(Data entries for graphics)
>> BEGIN

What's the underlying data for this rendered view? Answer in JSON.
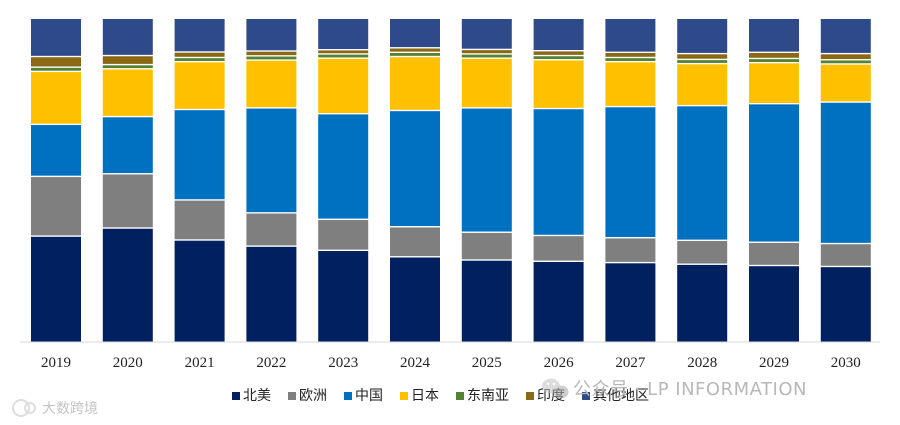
{
  "chart_data": {
    "type": "bar",
    "stacked": true,
    "normalized": true,
    "categories": [
      "2019",
      "2020",
      "2021",
      "2022",
      "2023",
      "2024",
      "2025",
      "2026",
      "2027",
      "2028",
      "2029",
      "2030"
    ],
    "ylim": [
      0,
      100
    ],
    "grid": false,
    "legend_position": "bottom",
    "series": [
      {
        "name": "北美",
        "color": "#002060",
        "values": [
          33.0,
          35.5,
          31.8,
          29.9,
          28.6,
          26.6,
          25.6,
          25.2,
          24.8,
          24.3,
          23.9,
          23.6
        ]
      },
      {
        "name": "欧洲",
        "color": "#7f7f7f",
        "values": [
          18.5,
          16.8,
          12.4,
          10.3,
          9.6,
          9.3,
          8.6,
          8.0,
          7.7,
          7.4,
          7.2,
          7.1
        ]
      },
      {
        "name": "中国",
        "color": "#0070c0",
        "values": [
          16.1,
          17.7,
          28.0,
          32.5,
          32.7,
          36.0,
          38.5,
          39.3,
          40.6,
          41.7,
          42.9,
          43.8
        ]
      },
      {
        "name": "日本",
        "color": "#ffc000",
        "values": [
          16.4,
          14.8,
          14.8,
          14.8,
          17.2,
          16.7,
          15.4,
          15.1,
          13.9,
          13.0,
          12.7,
          11.8
        ]
      },
      {
        "name": "东南亚",
        "color": "#548235",
        "values": [
          1.3,
          1.3,
          1.3,
          1.3,
          1.3,
          1.3,
          1.3,
          1.3,
          1.3,
          1.3,
          1.3,
          1.3
        ]
      },
      {
        "name": "印度",
        "color": "#8b6914",
        "values": [
          3.3,
          2.8,
          1.7,
          1.5,
          1.3,
          1.4,
          1.4,
          1.5,
          1.6,
          1.8,
          1.9,
          1.9
        ]
      },
      {
        "name": "其他地区",
        "color": "#2e4a8b",
        "values": [
          11.4,
          11.1,
          10.0,
          9.7,
          9.3,
          8.7,
          9.2,
          9.6,
          10.1,
          10.5,
          10.1,
          10.5
        ]
      }
    ]
  },
  "watermarks": {
    "wechat": "公众号 · LP INFORMATION",
    "brand": "大数跨境"
  }
}
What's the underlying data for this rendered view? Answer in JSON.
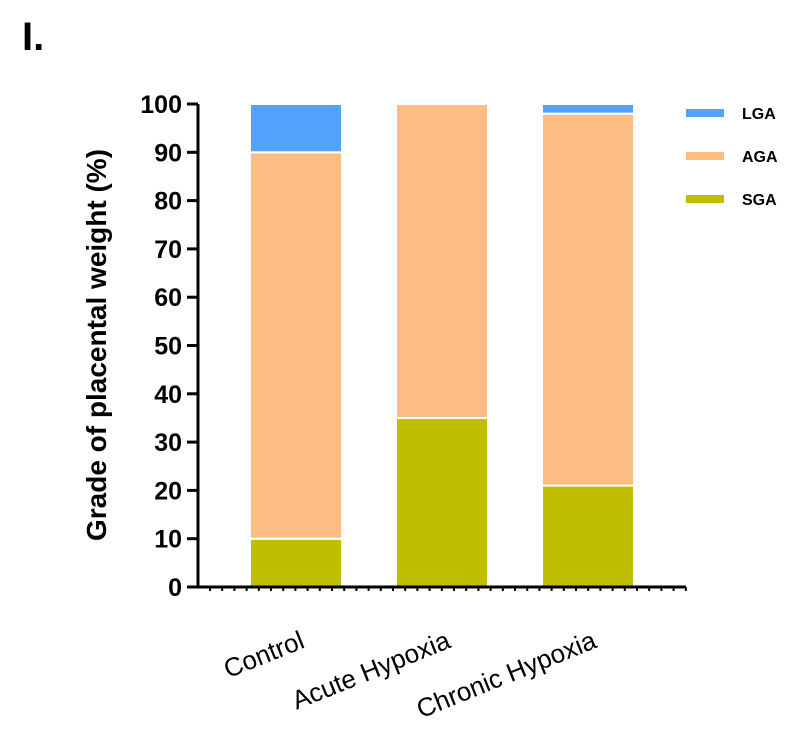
{
  "panel_label": "I.",
  "chart_data": {
    "type": "bar",
    "stacked": true,
    "categories": [
      "Control",
      "Acute Hypoxia",
      "Chronic Hypoxia"
    ],
    "series": [
      {
        "name": "SGA",
        "color": "#c0be00",
        "values": [
          10,
          35,
          21
        ]
      },
      {
        "name": "AGA",
        "color": "#fbbd82",
        "values": [
          80,
          65,
          77
        ]
      },
      {
        "name": "LGA",
        "color": "#55a2fa",
        "values": [
          10,
          0,
          2
        ]
      }
    ],
    "ylabel": "Grade of placental weight (%)",
    "ylim": [
      0,
      100
    ],
    "yticks": [
      0,
      10,
      20,
      30,
      40,
      50,
      60,
      70,
      80,
      90,
      100
    ],
    "legend": {
      "placement": "top-right",
      "order": [
        "LGA",
        "AGA",
        "SGA"
      ]
    },
    "grid": false
  }
}
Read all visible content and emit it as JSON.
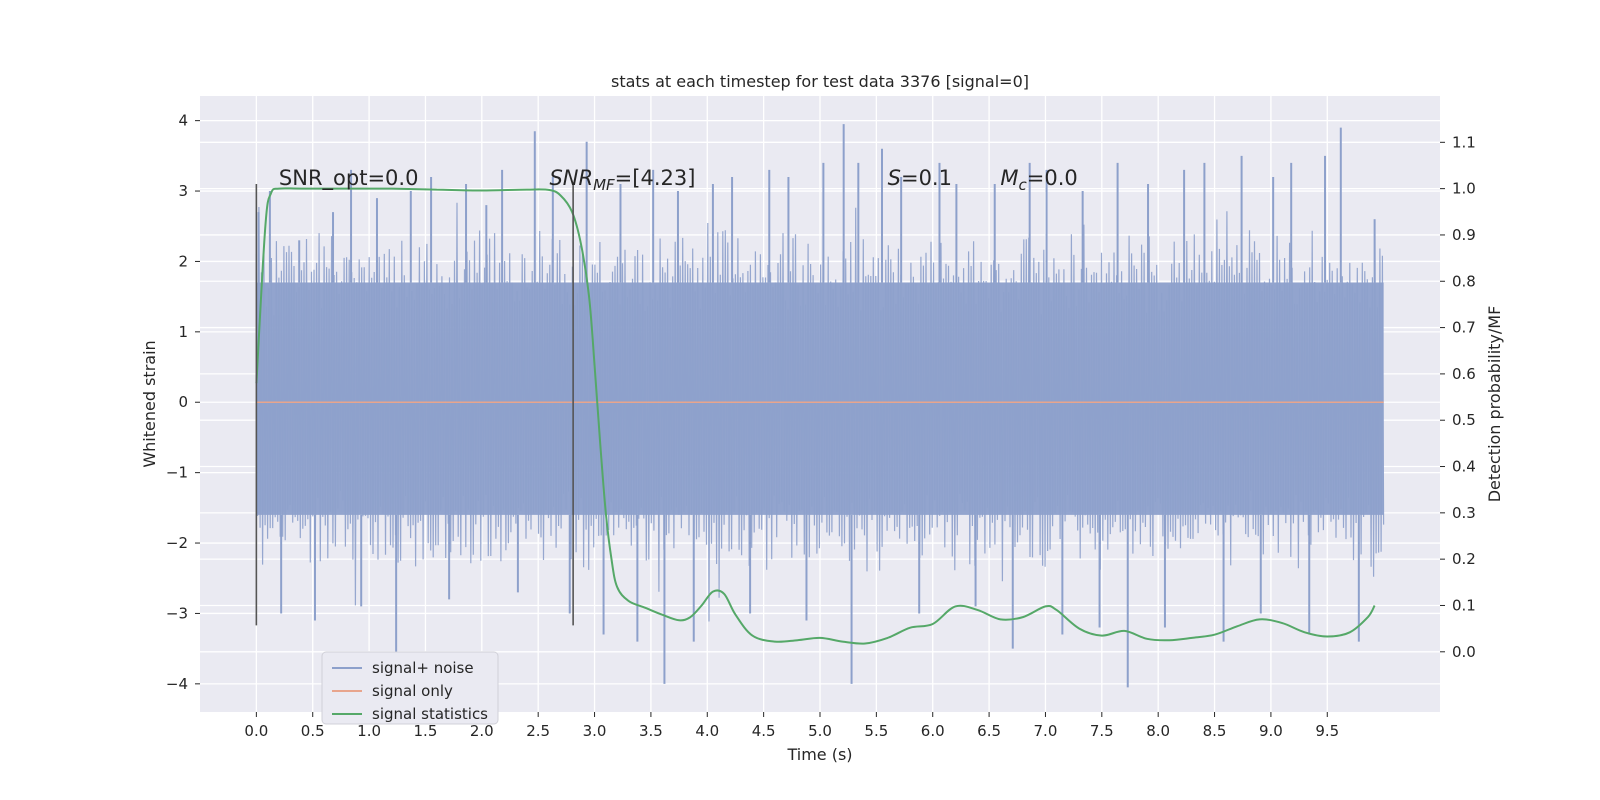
{
  "chart_data": {
    "type": "line",
    "title": "stats at each timestep for test data 3376 [signal=0]",
    "xlabel": "Time (s)",
    "ylabel": "Whitened strain",
    "y2label": "Detection probability/MF",
    "xlim": [
      -0.5,
      10.5
    ],
    "ylim": [
      -4.4,
      4.35
    ],
    "y2lim": [
      -0.13,
      1.2
    ],
    "xticks": [
      0.0,
      0.5,
      1.0,
      1.5,
      2.0,
      2.5,
      3.0,
      3.5,
      4.0,
      4.5,
      5.0,
      5.5,
      6.0,
      6.5,
      7.0,
      7.5,
      8.0,
      8.5,
      9.0,
      9.5
    ],
    "xtick_labels": [
      "0.0",
      "0.5",
      "1.0",
      "1.5",
      "2.0",
      "2.5",
      "3.0",
      "3.5",
      "4.0",
      "4.5",
      "5.0",
      "5.5",
      "6.0",
      "6.5",
      "7.0",
      "7.5",
      "8.0",
      "8.5",
      "9.0",
      "9.5"
    ],
    "yticks": [
      4,
      3,
      2,
      1,
      0,
      -1,
      -2,
      -3,
      -4
    ],
    "ytick_labels": [
      "4",
      "3",
      "2",
      "1",
      "0",
      "−1",
      "−2",
      "−3",
      "−4"
    ],
    "y2ticks": [
      1.1,
      1.0,
      0.9,
      0.8,
      0.7,
      0.6,
      0.5,
      0.4,
      0.3,
      0.2,
      0.1,
      0.0
    ],
    "y2tick_labels": [
      "1.1",
      "1.0",
      "0.9",
      "0.8",
      "0.7",
      "0.6",
      "0.5",
      "0.4",
      "0.3",
      "0.2",
      "0.1",
      "0.0"
    ],
    "grid": true,
    "legend_position": "lower-left",
    "annotations": [
      {
        "base": "SNR_opt=0.0",
        "sub": "",
        "rest": "",
        "italic": false,
        "x": 0.2
      },
      {
        "base": "SNR",
        "sub": "MF",
        "rest": "=[4.23]",
        "italic": true,
        "x": 2.6
      },
      {
        "base": "S",
        "sub": "",
        "rest": "=0.1",
        "italic": true,
        "x": 5.6
      },
      {
        "base": "M",
        "sub": "c",
        "rest": "=0.0",
        "italic": true,
        "x": 6.6
      }
    ],
    "vertical_markers": [
      0.0,
      2.81
    ],
    "marker_y_range": [
      -3.17,
      3.1
    ],
    "series": [
      {
        "name": "signal+ noise",
        "color": "#8da0cb",
        "axis": "left",
        "x_range": [
          0.0,
          10.0
        ],
        "n_points": 900,
        "envelope_low": -1.6,
        "envelope_high": 1.7,
        "peak_x": [
          0.02,
          0.12,
          0.22,
          0.38,
          0.52,
          0.68,
          0.84,
          0.93,
          1.07,
          1.24,
          1.37,
          1.55,
          1.71,
          1.86,
          2.04,
          2.18,
          2.32,
          2.47,
          2.63,
          2.78,
          2.93,
          3.08,
          3.23,
          3.38,
          3.52,
          3.62,
          3.74,
          3.88,
          4.05,
          4.22,
          4.38,
          4.55,
          4.72,
          4.88,
          5.03,
          5.21,
          5.28,
          5.34,
          5.55,
          5.72,
          5.88,
          6.06,
          6.21,
          6.38,
          6.55,
          6.71,
          6.86,
          7.01,
          7.15,
          7.33,
          7.48,
          7.64,
          7.73,
          7.91,
          8.06,
          8.23,
          8.41,
          8.58,
          8.74,
          8.91,
          9.02,
          9.18,
          9.34,
          9.48,
          9.62,
          9.78,
          9.92
        ],
        "peak_y": [
          2.7,
          3.0,
          -3.0,
          2.3,
          -3.1,
          2.7,
          3.3,
          -2.9,
          2.9,
          -3.6,
          3.0,
          3.2,
          -2.8,
          3.1,
          2.8,
          3.3,
          -2.7,
          3.85,
          3.2,
          -3.0,
          3.7,
          -3.3,
          3.1,
          -3.4,
          3.3,
          -4.0,
          3.0,
          -3.4,
          3.1,
          3.2,
          -3.0,
          3.3,
          3.2,
          -3.1,
          3.4,
          3.95,
          -4.0,
          3.4,
          3.6,
          3.2,
          -3.0,
          3.4,
          3.1,
          -2.9,
          3.1,
          -3.5,
          3.4,
          3.3,
          -3.3,
          3.0,
          -3.2,
          3.4,
          -4.05,
          3.1,
          -3.2,
          3.3,
          3.4,
          -3.4,
          3.5,
          -3.0,
          3.2,
          3.4,
          -3.3,
          3.5,
          3.9,
          -3.4,
          2.6
        ]
      },
      {
        "name": "signal only",
        "color": "#e8a58d",
        "axis": "left",
        "x": [
          0.0,
          10.0
        ],
        "y": [
          0.0,
          0.0
        ]
      },
      {
        "name": "signal statistics",
        "color": "#55a868",
        "axis": "right",
        "x": [
          0.0,
          0.08,
          0.13,
          0.2,
          0.4,
          0.8,
          1.2,
          1.6,
          2.0,
          2.4,
          2.6,
          2.7,
          2.8,
          2.88,
          2.95,
          3.0,
          3.05,
          3.1,
          3.15,
          3.2,
          3.3,
          3.45,
          3.6,
          3.75,
          3.85,
          3.95,
          4.05,
          4.15,
          4.25,
          4.4,
          4.6,
          4.8,
          5.0,
          5.2,
          5.4,
          5.6,
          5.8,
          6.0,
          6.2,
          6.4,
          6.6,
          6.8,
          7.0,
          7.1,
          7.3,
          7.5,
          7.7,
          7.9,
          8.1,
          8.3,
          8.5,
          8.7,
          8.9,
          9.1,
          9.3,
          9.5,
          9.7,
          9.86,
          9.92
        ],
        "y": [
          0.58,
          0.92,
          0.99,
          1.0,
          1.0,
          1.0,
          1.0,
          0.998,
          0.996,
          0.998,
          0.997,
          0.985,
          0.95,
          0.88,
          0.77,
          0.62,
          0.45,
          0.3,
          0.2,
          0.14,
          0.11,
          0.095,
          0.08,
          0.068,
          0.075,
          0.1,
          0.13,
          0.125,
          0.08,
          0.035,
          0.022,
          0.025,
          0.03,
          0.022,
          0.018,
          0.03,
          0.052,
          0.06,
          0.098,
          0.09,
          0.07,
          0.075,
          0.098,
          0.09,
          0.05,
          0.035,
          0.045,
          0.028,
          0.025,
          0.03,
          0.037,
          0.055,
          0.07,
          0.062,
          0.042,
          0.033,
          0.042,
          0.075,
          0.1
        ]
      }
    ]
  }
}
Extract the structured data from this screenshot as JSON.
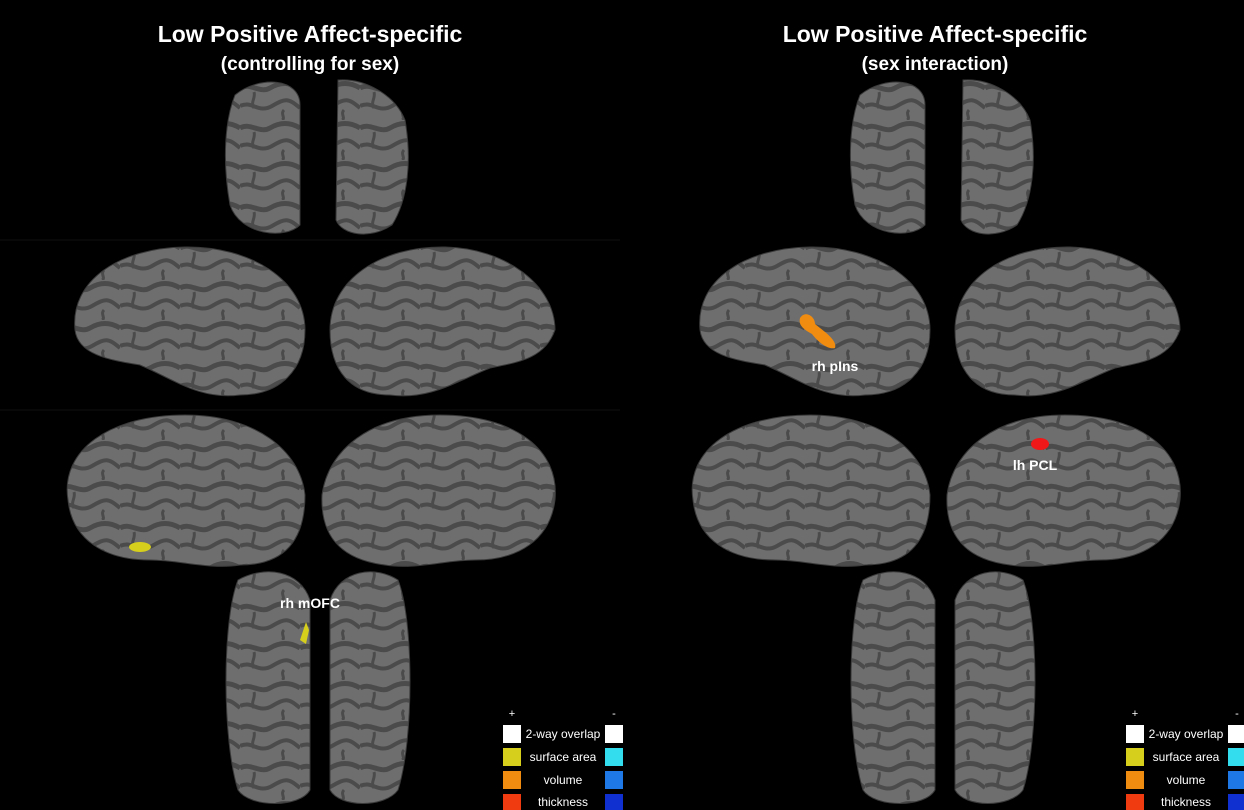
{
  "panels": [
    {
      "title": "Low Positive Affect-specific",
      "subtitle": "(controlling for sex)",
      "annotations": [
        "rh mOFC"
      ],
      "legend": {
        "plus": "+",
        "minus": "-",
        "items": [
          "2-way overlap",
          "surface area",
          "volume",
          "thickness"
        ]
      }
    },
    {
      "title": "Low Positive Affect-specific",
      "subtitle": "(sex interaction)",
      "annotations": [
        "rh pIns",
        "lh PCL"
      ],
      "legend": {
        "plus": "+",
        "minus": "-",
        "items": [
          "2-way overlap",
          "surface area",
          "volume",
          "thickness"
        ]
      }
    }
  ]
}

>> END

WHAT TO WORK ON →
Search the entries for the word "signal", then gather every line that has it.

REPLY TO THE TASK →
    "title": "stats at each timestep for test data 3376 [signal=0]",
        "name": "signal+ noise",
        "name": "signal only",
        "name": "signal statistics",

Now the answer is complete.